**Task brief**.
Omit all images. Write out the rest of the material exactly.

────────────────────

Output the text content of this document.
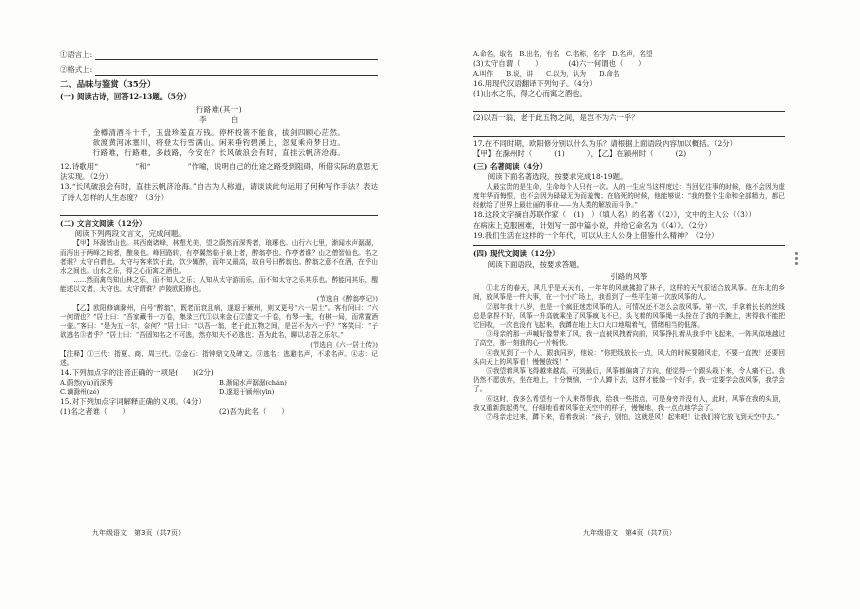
①语言上:
②格式上:
二、品味与鉴赏（35分）
(一) 阅读古诗，回答12-13题。（5分）

行路难(其一)

李　　　白

金樽清酒斗十千，玉盘珍羞直万钱。停杯投箸不能食，拔剑四顾心茫然。

欲渡黄河冰塞川，将登太行雪满山。闲来垂钓碧溪上，忽复乘舟梦日边。

行路难，行路难，多歧路，今安在？长风破浪会有时，直挂云帆济沧海。

12.诗歌用“　　　　　”和“　　　　　”作喻，说明自己的仕途之路受到阻碍，所借实际的意思无法实现。（2分）

13.“长风破浪会有时，直挂云帆济沧海。”自古为人称道，请谈谈此句运用了何种写作手法？表达了诗人怎样的人生态度？（3分）

(二) 文言文阅读（12分）

阅读下列两段文言文，完成问题。

【甲】环滁皆山也。其西南诸峰，林壑尤美，望之蔚然而深秀者，琅琊也。山行六七里，渐闻水声潺潺，而泻出于两峰之间者，酿泉也。峰回路转，有亭翼然临于泉上者，醉翁亭也。作亭者谁？山之僧智仙也。名之者谁？太守自谓也。太守与客来饮于此，饮少辄醉，而年又最高，故自号曰醉翁也。醉翁之意不在酒，在乎山水之间也。山水之乐，得之心而寓之酒也。

……然而禽鸟知山林之乐，而不知人之乐；人知从太守游而乐，而不知太守之乐其乐也。醉能同其乐，醒能述以文者，太守也。太守谓谁？庐陵欧阳修也。

(节选自《醉翁亭记》)

【乙】欧阳修谪滁州，自号“醉翁”，既老而衰且病，遂退于颍州，则又更号“六一居士”。客有问曰：“六一何谓也？”居士曰：“吾家藏书一万卷，集录三代①以来金石②遗文一千卷，有琴一张，有棋一局，而常置酒一壶。”客曰：“是为五一尔，奈何？”居士曰：“以吾一翁，老于此五物之间，是岂不为六一乎？”客笑曰：“子欲逃名③者乎？”居士曰：“吾固知名之不可逃，然亦知夫不必逃也；吾为此名，聊以志吾之乐尔。”

(节选自《六一居士传》)

【注释】①三代：指夏、商、周三代。②金石：指钟鼎文及碑文。③逃名：逃避名声，不求名声。④志：记述。

14.下列加点字的注音正确的一项是(　　)(2分)

A.蔚然(yù)而深秀	B.渐闻水声潺潺(chán)
C.谪滁州(zé)	D.遂退于颍州(yǐn)

15.对下列加点字词解释正确的义项。（4分）

(1)名之者谁（　　）	(2)吾为此名（　　）
九年级语文　第3页（共7页）

A.命名，取名　B.出名，有名　C.名称，名字　D.名声，名望

(3)太守自谓（　　）　　　　(4)六一何谓也（　　）

A.叫作　　B.说，讲　　C.以为，认为　　D.命名

16.用现代汉语翻译下列句子。（4分）

(1)山水之乐，得之心而寓之酒也。

(2)以吾一翁，老于此五物之间，是岂不为六一乎？

17.在不同时期，欧阳修分别以什么为乐？请根据上面语段内容加以概括。（2分）

【甲】在滁州时（　　　(1)　　　），【乙】在颍州时（　　　(2)　　　）

(三) 名著阅读（4分）

阅读下面名著选段，按要求完成18-19题。

人最宝贵的是生命，生命每个人只有一次。人的一生应当这样度过：当回忆往事的时候，他不会因为虚度年华而悔恨，也不会因为碌碌无为而羞愧；在临死的时候，他能够说：“我的整个生命和全部精力，都已经献给了世界上最壮丽的事业——为人类的解放而斗争。”

18.这段文字摘自苏联作家（　(1)　）（填人名）的名著《（2）》，文中的主人公（（3））

在病床上克服困难，计划写一部中篇小说，并给它命名为《（4）》。（2分）

19.我们生活在这样的一个年代，可以从主人公身上借鉴什么精神？（2分）

(四) 现代文阅读（12分）

阅读下面语段，按要求答题。

引路的风筝

①北方的春天，风几乎是天天有，一年年的风就拂掠了林子，这样的天气很适合放风筝。在东北的乡间，放风筝是一件大事，在一个小广场上，我看到了一些平生第一次放风筝的人。

②那年我十八岁，也是一个疯狂迷恋风筝的人。可情况还不怎么会放风筝。第一次，手拿着长长的丝线总是拿捏不好，风筝一升高就乘坐了风筝疯飞不已，头飞着的风筝绳一头拴在了我的手腕上，害得我不能把它回收，一次也没有飞起来，我蹲在地上大口大口地喘着气，情绪相当的低落。

③母亲的那一声喊好像带来了风，我一直被风拽着向前，风筝挣扎着从我手中飞起来，一阵风似地越过了高空，那一刻我的心一片畅快。

④我见到了一个人，跟我同岁，他说：“你把线放长一点，风大的时候要随风走，不要一直拽！还要回头向天上的风筝看！慢慢放线！”

⑤我望着风筝飞得越来越高，可到最后，风筝都偏离了方向，便觉得一个跟头栽下来，令人痛不已。我仍然不愿放弃，坐在地上，十分懊恼，一个人蹲下去，这样才能像一个好手，我一定要学会放风筝，我学会了。

⑥这时，我多么希望有一个人来帮帮我，给我一些指点，可是身旁并没有人，此时，风筝在我的头顶，我又重新鼓起勇气，仔细地看着风筝在天空中的样子，慢慢地，我一点点地学会了。

⑦母亲走过来，蹲下来，看着我说：“孩子，别怕，这就是风！起来吧！让我们将它放飞到天空中去。”

九年级语文　第4页（共7页）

────────────────────

**Answer to this problem**.
Output the text content of this document.
①语言上:
②格式上:
二、品味与鉴赏（35分）
(一) 阅读古诗，回答12-13题。（5分）

行路难(其一)

李　　　白

金樽清酒斗十千，玉盘珍羞直万钱。停杯投箸不能食，拔剑四顾心茫然。

欲渡黄河冰塞川，将登太行雪满山。闲来垂钓碧溪上，忽复乘舟梦日边。

行路难，行路难，多歧路，今安在？长风破浪会有时，直挂云帆济沧海。

12.诗歌用“　　　　　”和“　　　　　”作喻，说明自己的仕途之路受到阻碍，所借实际的意思无法实现。（2分）

13.“长风破浪会有时，直挂云帆济沧海。”自古为人称道，请谈谈此句运用了何种写作手法？表达了诗人怎样的人生态度？（3分）

(二) 文言文阅读（12分）

阅读下列两段文言文，完成问题。

【甲】环滁皆山也。其西南诸峰，林壑尤美，望之蔚然而深秀者，琅琊也。山行六七里，渐闻水声潺潺，而泻出于两峰之间者，酿泉也。峰回路转，有亭翼然临于泉上者，醉翁亭也。作亭者谁？山之僧智仙也。名之者谁？太守自谓也。太守与客来饮于此，饮少辄醉，而年又最高，故自号曰醉翁也。醉翁之意不在酒，在乎山水之间也。山水之乐，得之心而寓之酒也。

……然而禽鸟知山林之乐，而不知人之乐；人知从太守游而乐，而不知太守之乐其乐也。醉能同其乐，醒能述以文者，太守也。太守谓谁？庐陵欧阳修也。

(节选自《醉翁亭记》)

【乙】欧阳修谪滁州，自号“醉翁”，既老而衰且病，遂退于颍州，则又更号“六一居士”。客有问曰：“六一何谓也？”居士曰：“吾家藏书一万卷，集录三代①以来金石②遗文一千卷，有琴一张，有棋一局，而常置酒一壶。”客曰：“是为五一尔，奈何？”居士曰：“以吾一翁，老于此五物之间，是岂不为六一乎？”客笑曰：“子欲逃名③者乎？”居士曰：“吾固知名之不可逃，然亦知夫不必逃也；吾为此名，聊以志吾之乐尔。”

(节选自《六一居士传》)

【注释】①三代：指夏、商、周三代。②金石：指钟鼎文及碑文。③逃名：逃避名声，不求名声。④志：记述。

14.下列加点字的注音正确的一项是(　　)(2分)

A.蔚然(yù)而深秀	B.渐闻水声潺潺(chán)
C.谪滁州(zé)	D.遂退于颍州(yǐn)

15.对下列加点字词解释正确的义项。（4分）

(1)名之者谁（　　）	(2)吾为此名（　　）
九年级语文　第3页（共7页）

A.命名，取名　B.出名，有名　C.名称，名字　D.名声，名望

(3)太守自谓（　　）　　　　(4)六一何谓也（　　）

A.叫作　　B.说，讲　　C.以为，认为　　D.命名

16.用现代汉语翻译下列句子。（4分）

(1)山水之乐，得之心而寓之酒也。

(2)以吾一翁，老于此五物之间，是岂不为六一乎？

17.在不同时期，欧阳修分别以什么为乐？请根据上面语段内容加以概括。（2分）

【甲】在滁州时（　　　(1)　　　），【乙】在颍州时（　　　(2)　　　）

(三) 名著阅读（4分）

阅读下面名著选段，按要求完成18-19题。

人最宝贵的是生命，生命每个人只有一次。人的一生应当这样度过：当回忆往事的时候，他不会因为虚度年华而悔恨，也不会因为碌碌无为而羞愧；在临死的时候，他能够说：“我的整个生命和全部精力，都已经献给了世界上最壮丽的事业——为人类的解放而斗争。”

18.这段文字摘自苏联作家（　(1)　）（填人名）的名著《（2）》，文中的主人公（（3））

在病床上克服困难，计划写一部中篇小说，并给它命名为《（4）》。（2分）

19.我们生活在这样的一个年代，可以从主人公身上借鉴什么精神？（2分）

(四) 现代文阅读（12分）

阅读下面语段，按要求答题。

引路的风筝

①北方的春天，风几乎是天天有，一年年的风就拂掠了林子，这样的天气很适合放风筝。在东北的乡间，放风筝是一件大事，在一个小广场上，我看到了一些平生第一次放风筝的人。

②那年我十八岁，也是一个疯狂迷恋风筝的人。可情况还不怎么会放风筝。第一次，手拿着长长的丝线总是拿捏不好，风筝一升高就乘坐了风筝疯飞不已，头飞着的风筝绳一头拴在了我的手腕上，害得我不能把它回收，一次也没有飞起来，我蹲在地上大口大口地喘着气，情绪相当的低落。

③母亲的那一声喊好像带来了风，我一直被风拽着向前，风筝挣扎着从我手中飞起来，一阵风似地越过了高空，那一刻我的心一片畅快。

④我见到了一个人，跟我同岁，他说：“你把线放长一点，风大的时候要随风走，不要一直拽！还要回头向天上的风筝看！慢慢放线！”

⑤我望着风筝飞得越来越高，可到最后，风筝都偏离了方向，便觉得一个跟头栽下来，令人痛不已。我仍然不愿放弃，坐在地上，十分懊恼，一个人蹲下去，这样才能像一个好手，我一定要学会放风筝，我学会了。

⑥这时，我多么希望有一个人来帮帮我，给我一些指点，可是身旁并没有人，此时，风筝在我的头顶，我又重新鼓起勇气，仔细地看着风筝在天空中的样子，慢慢地，我一点点地学会了。

⑦母亲走过来，蹲下来，看着我说：“孩子，别怕，这就是风！起来吧！让我们将它放飞到天空中去。”

九年级语文　第4页（共7页）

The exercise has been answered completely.